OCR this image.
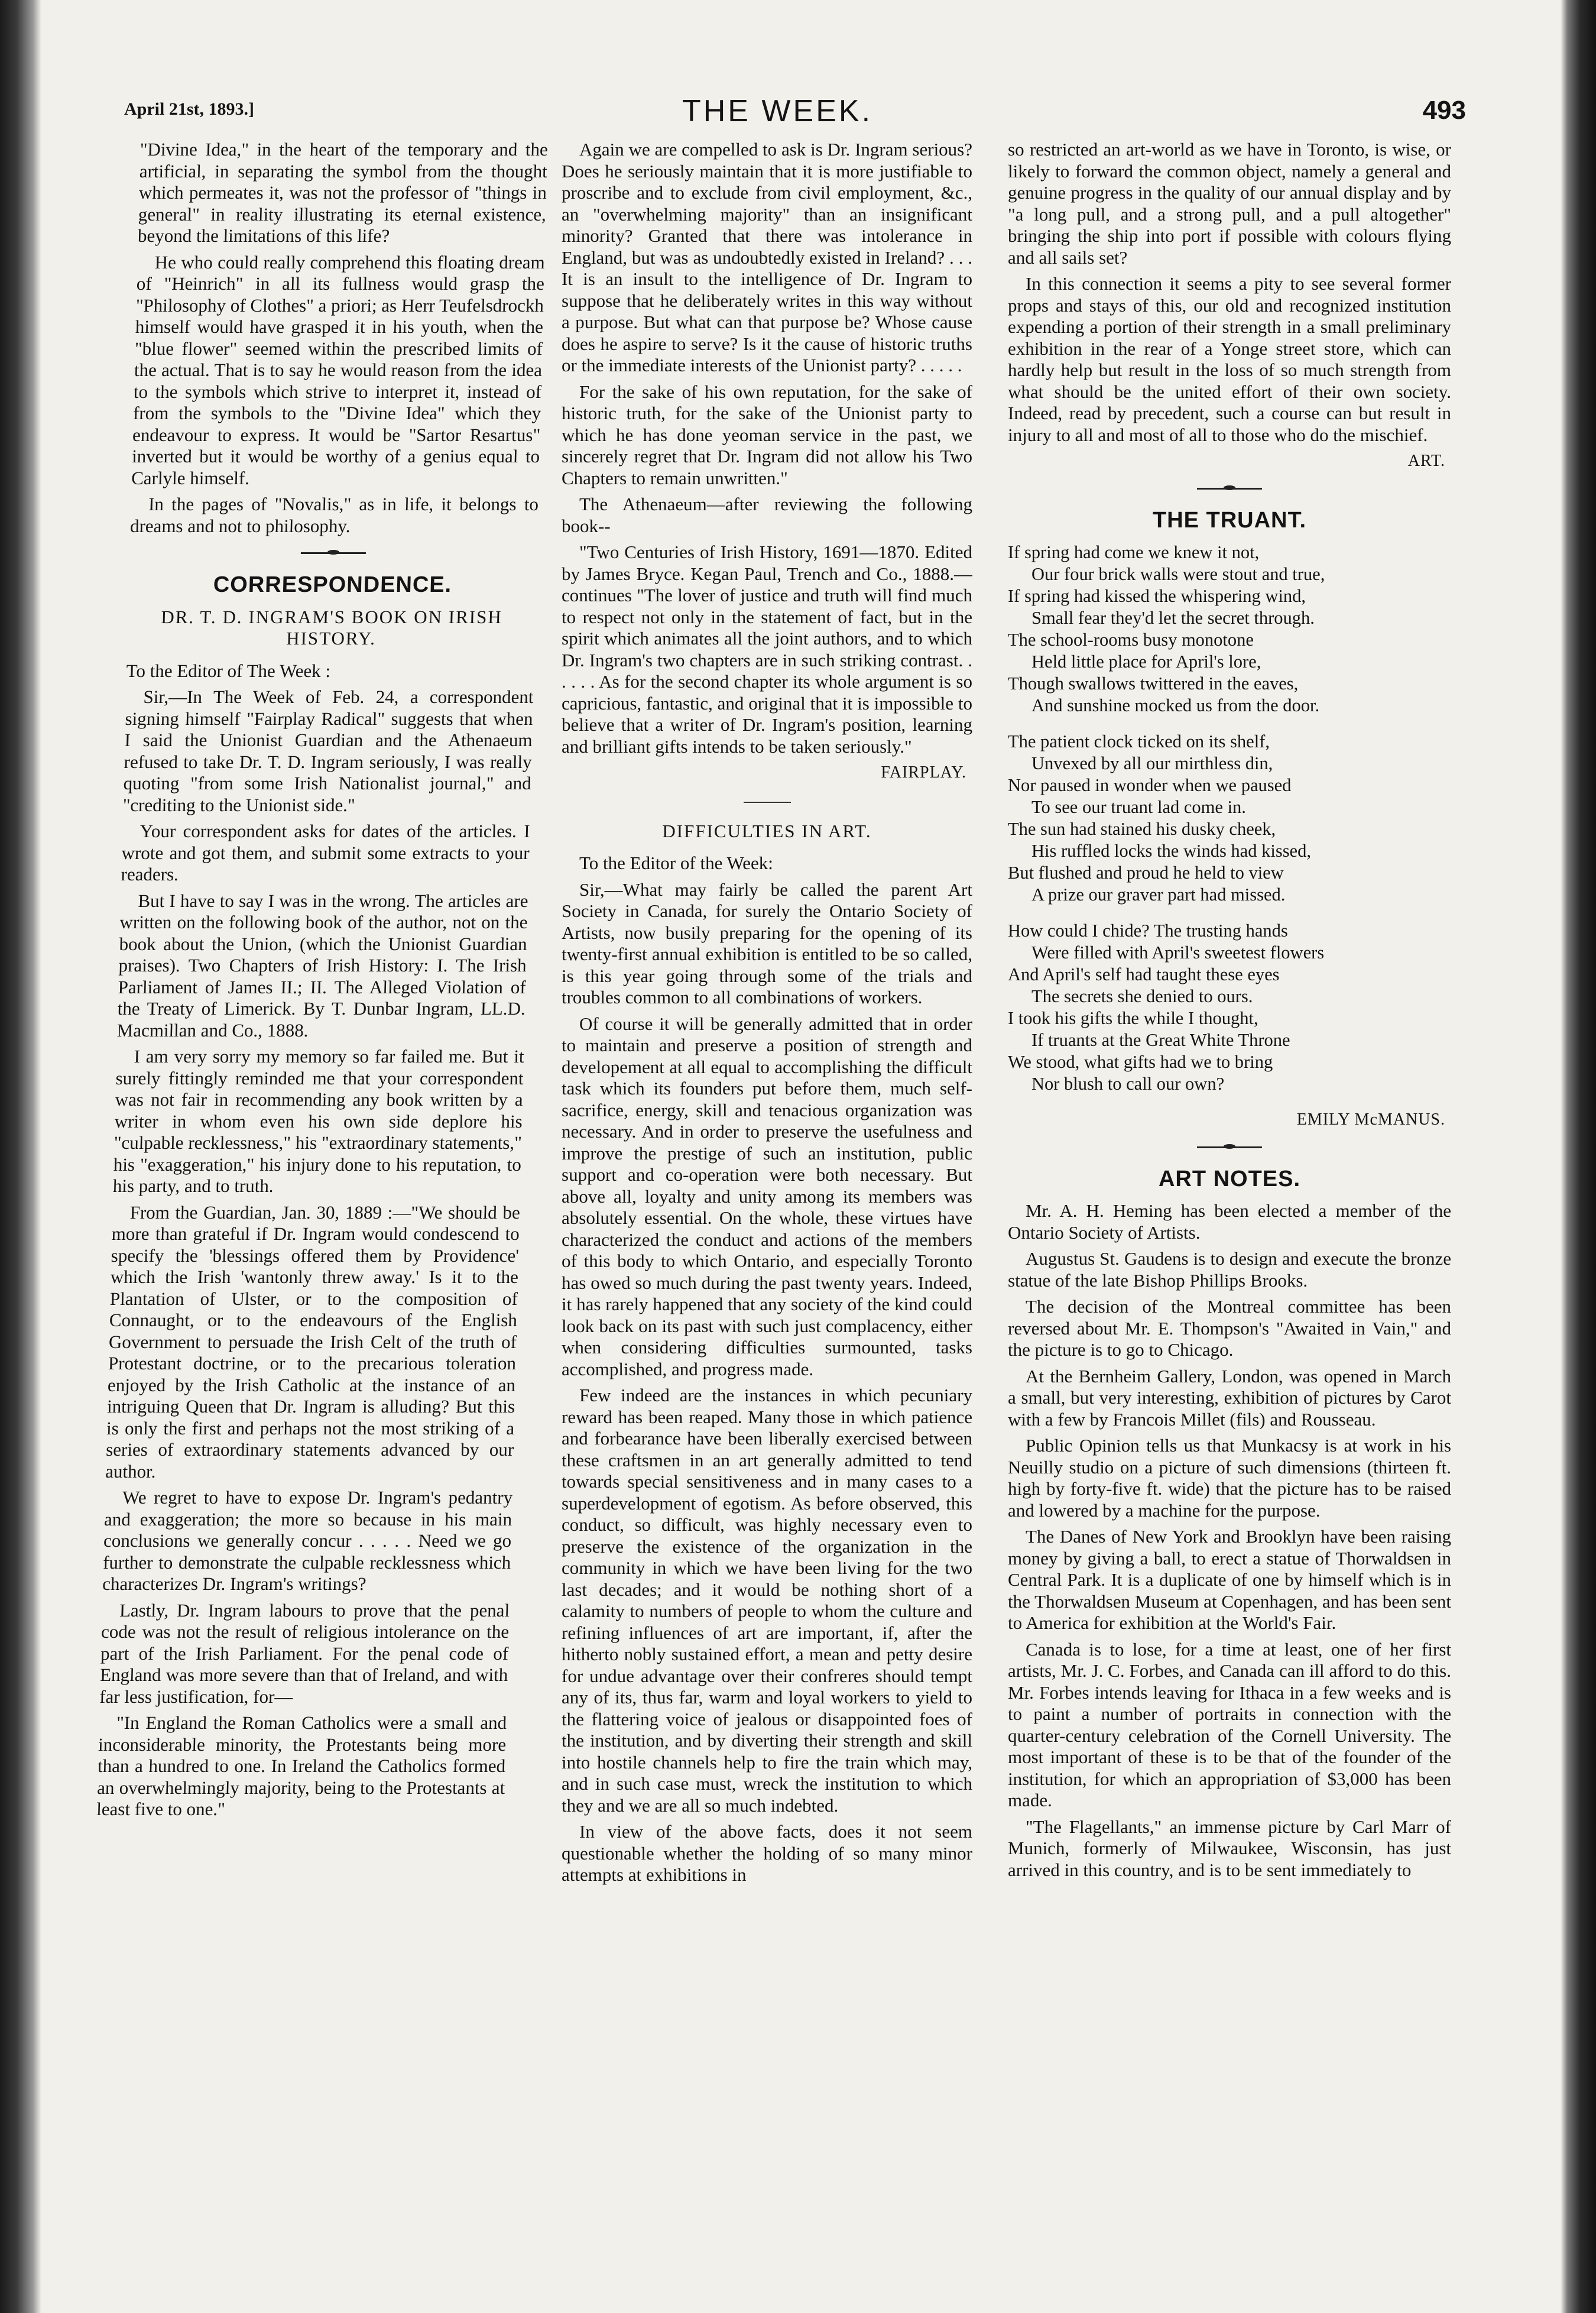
April 21st, 1893.]	THE WEEK.	493

"Divine Idea," in the heart of the temporary and the artificial, in separating the symbol from the thought which permeates it, was not the professor of "things in general" in reality illustrating its eternal existence, beyond the limitations of this life?

He who could really comprehend this floating dream of "Heinrich" in all its fullness would grasp the "Philosophy of Clothes" a priori; as Herr Teufelsdrockh himself would have grasped it in his youth, when the "blue flower" seemed within the prescribed limits of the actual. That is to say he would reason from the idea to the symbols which strive to interpret it, instead of from the symbols to the "Divine Idea" which they endeavour to express. It would be "Sartor Resartus" inverted but it would be worthy of a genius equal to Carlyle himself.

In the pages of "Novalis," as in life, it belongs to dreams and not to philosophy.

CORRESPONDENCE.
DR. T. D. INGRAM'S BOOK ON IRISH HISTORY.

To the Editor of The Week :

Sir,—In The Week of Feb. 24, a correspondent signing himself "Fairplay Radical" suggests that when I said the Unionist Guardian and the Athenaeum refused to take Dr. T. D. Ingram seriously, I was really quoting "from some Irish Nationalist journal," and "crediting to the Unionist side."

Your correspondent asks for dates of the articles. I wrote and got them, and submit some extracts to your readers.

But I have to say I was in the wrong. The articles are written on the following book of the author, not on the book about the Union, (which the Unionist Guardian praises). Two Chapters of Irish History: I. The Irish Parliament of James II.; II. The Alleged Violation of the Treaty of Limerick. By T. Dunbar Ingram, LL.D. Macmillan and Co., 1888.

I am very sorry my memory so far failed me. But it surely fittingly reminded me that your correspondent was not fair in recommending any book written by a writer in whom even his own side deplore his "culpable recklessness," his "extraordinary statements," his "exaggeration," his injury done to his reputation, to his party, and to truth.

From the Guardian, Jan. 30, 1889 :—"We should be more than grateful if Dr. Ingram would condescend to specify the 'blessings offered them by Providence' which the Irish 'wantonly threw away.' Is it to the Plantation of Ulster, or to the composition of Connaught, or to the endeavours of the English Government to persuade the Irish Celt of the truth of Protestant doctrine, or to the precarious toleration enjoyed by the Irish Catholic at the instance of an intriguing Queen that Dr. Ingram is alluding? But this is only the first and perhaps not the most striking of a series of extraordinary statements advanced by our author.

We regret to have to expose Dr. Ingram's pedantry and exaggeration; the more so because in his main conclusions we generally concur . . . . . Need we go further to demonstrate the culpable recklessness which characterizes Dr. Ingram's writings?

Lastly, Dr. Ingram labours to prove that the penal code was not the result of religious intolerance on the part of the Irish Parliament. For the penal code of England was more severe than that of Ireland, and with far less justification, for—

"In England the Roman Catholics were a small and inconsiderable minority, the Protestants being more than a hundred to one. In Ireland the Catholics formed an overwhelmingly majority, being to the Protestants at least five to one."

Again we are compelled to ask is Dr. Ingram serious? Does he seriously maintain that it is more justifiable to proscribe and to exclude from civil employment, &c., an "overwhelming majority" than an insignificant minority? Granted that there was intolerance in England, but was as undoubtedly existed in Ireland? . . . It is an insult to the intelligence of Dr. Ingram to suppose that he deliberately writes in this way without a purpose. But what can that purpose be? Whose cause does he aspire to serve? Is it the cause of historic truths or the immediate interests of the Unionist party? . . . . .

For the sake of his own reputation, for the sake of historic truth, for the sake of the Unionist party to which he has done yeoman service in the past, we sincerely regret that Dr. Ingram did not allow his Two Chapters to remain unwritten."

The Athenaeum—after reviewing the following book--

"Two Centuries of Irish History, 1691—1870. Edited by James Bryce. Kegan Paul, Trench and Co., 1888.—continues "The lover of justice and truth will find much to respect not only in the statement of fact, but in the spirit which animates all the joint authors, and to which Dr. Ingram's two chapters are in such striking contrast. . . . . . As for the second chapter its whole argument is so capricious, fantastic, and original that it is impossible to believe that a writer of Dr. Ingram's position, learning and brilliant gifts intends to be taken seriously."

FAIRPLAY.
DIFFICULTIES IN ART.

To the Editor of the Week:

Sir,—What may fairly be called the parent Art Society in Canada, for surely the Ontario Society of Artists, now busily preparing for the opening of its twenty-first annual exhibition is entitled to be so called, is this year going through some of the trials and troubles common to all combinations of workers.

Of course it will be generally admitted that in order to maintain and preserve a position of strength and developement at all equal to accomplishing the difficult task which its founders put before them, much self-sacrifice, energy, skill and tenacious organization was necessary. And in order to preserve the usefulness and improve the prestige of such an institution, public support and co-operation were both necessary. But above all, loyalty and unity among its members was absolutely essential. On the whole, these virtues have characterized the conduct and actions of the members of this body to which Ontario, and especially Toronto has owed so much during the past twenty years. Indeed, it has rarely happened that any society of the kind could look back on its past with such just complacency, either when considering difficulties surmounted, tasks accomplished, and progress made.

Few indeed are the instances in which pecuniary reward has been reaped. Many those in which patience and forbearance have been liberally exercised between these craftsmen in an art generally admitted to tend towards special sensitiveness and in many cases to a superdevelopment of egotism. As before observed, this conduct, so difficult, was highly necessary even to preserve the existence of the organization in the community in which we have been living for the two last decades; and it would be nothing short of a calamity to numbers of people to whom the culture and refining influences of art are important, if, after the hitherto nobly sustained effort, a mean and petty desire for undue advantage over their confreres should tempt any of its, thus far, warm and loyal workers to yield to the flattering voice of jealous or disappointed foes of the institution, and by diverting their strength and skill into hostile channels help to fire the train which may, and in such case must, wreck the institution to which they and we are all so much indebted.

In view of the above facts, does it not seem questionable whether the holding of so many minor attempts at exhibitions in

so restricted an art-world as we have in Toronto, is wise, or likely to forward the common object, namely a general and genuine progress in the quality of our annual display and by "a long pull, and a strong pull, and a pull altogether" bringing the ship into port if possible with colours flying and all sails set?

In this connection it seems a pity to see several former props and stays of this, our old and recognized institution expending a portion of their strength in a small preliminary exhibition in the rear of a Yonge street store, which can hardly help but result in the loss of so much strength from what should be the united effort of their own society. Indeed, read by precedent, such a course can but result in injury to all and most of all to those who do the mischief.

ART.
THE TRUANT.
If spring had come we knew it not,
Our four brick walls were stout and true,
If spring had kissed the whispering wind,
Small fear they'd let the secret through.
The school-rooms busy monotone
Held little place for April's lore,
Though swallows twittered in the eaves,
And sunshine mocked us from the door.
The patient clock ticked on its shelf,
Unvexed by all our mirthless din,
Nor paused in wonder when we paused
To see our truant lad come in.
The sun had stained his dusky cheek,
His ruffled locks the winds had kissed,
But flushed and proud he held to view
A prize our graver part had missed.
How could I chide? The trusting hands
Were filled with April's sweetest flowers
And April's self had taught these eyes
The secrets she denied to ours.
I took his gifts the while I thought,
If truants at the Great White Throne
We stood, what gifts had we to bring
Nor blush to call our own?
EMILY McMANUS.
ART NOTES.

Mr. A. H. Heming has been elected a member of the Ontario Society of Artists.

Augustus St. Gaudens is to design and execute the bronze statue of the late Bishop Phillips Brooks.

The decision of the Montreal committee has been reversed about Mr. E. Thompson's "Awaited in Vain," and the picture is to go to Chicago.

At the Bernheim Gallery, London, was opened in March a small, but very interesting, exhibition of pictures by Carot with a few by Francois Millet (fils) and Rousseau.

Public Opinion tells us that Munkacsy is at work in his Neuilly studio on a picture of such dimensions (thirteen ft. high by forty-five ft. wide) that the picture has to be raised and lowered by a machine for the purpose.

The Danes of New York and Brooklyn have been raising money by giving a ball, to erect a statue of Thorwaldsen in Central Park. It is a duplicate of one by himself which is in the Thorwaldsen Museum at Copenhagen, and has been sent to America for exhibition at the World's Fair.

Canada is to lose, for a time at least, one of her first artists, Mr. J. C. Forbes, and Canada can ill afford to do this. Mr. Forbes intends leaving for Ithaca in a few weeks and is to paint a number of portraits in connection with the quarter-century celebration of the Cornell University. The most important of these is to be that of the founder of the institution, for which an appropriation of $3,000 has been made.

"The Flagellants," an immense picture by Carl Marr of Munich, formerly of Milwaukee, Wisconsin, has just arrived in this country, and is to be sent immediately to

Work to be completed:
Scan the material above. Return every line containing the string "Athenaeum".

Response to the exercise:
Sir,—In The Week of Feb. 24, a correspondent signing himself "Fairplay Radical" suggests that when I said the Unionist Guardian and the Athenaeum refused to take Dr. T. D. Ingram seriously, I was really quoting "from some Irish Nationalist journal," and "crediting to the Unionist side."
The Athenaeum—after reviewing the following book--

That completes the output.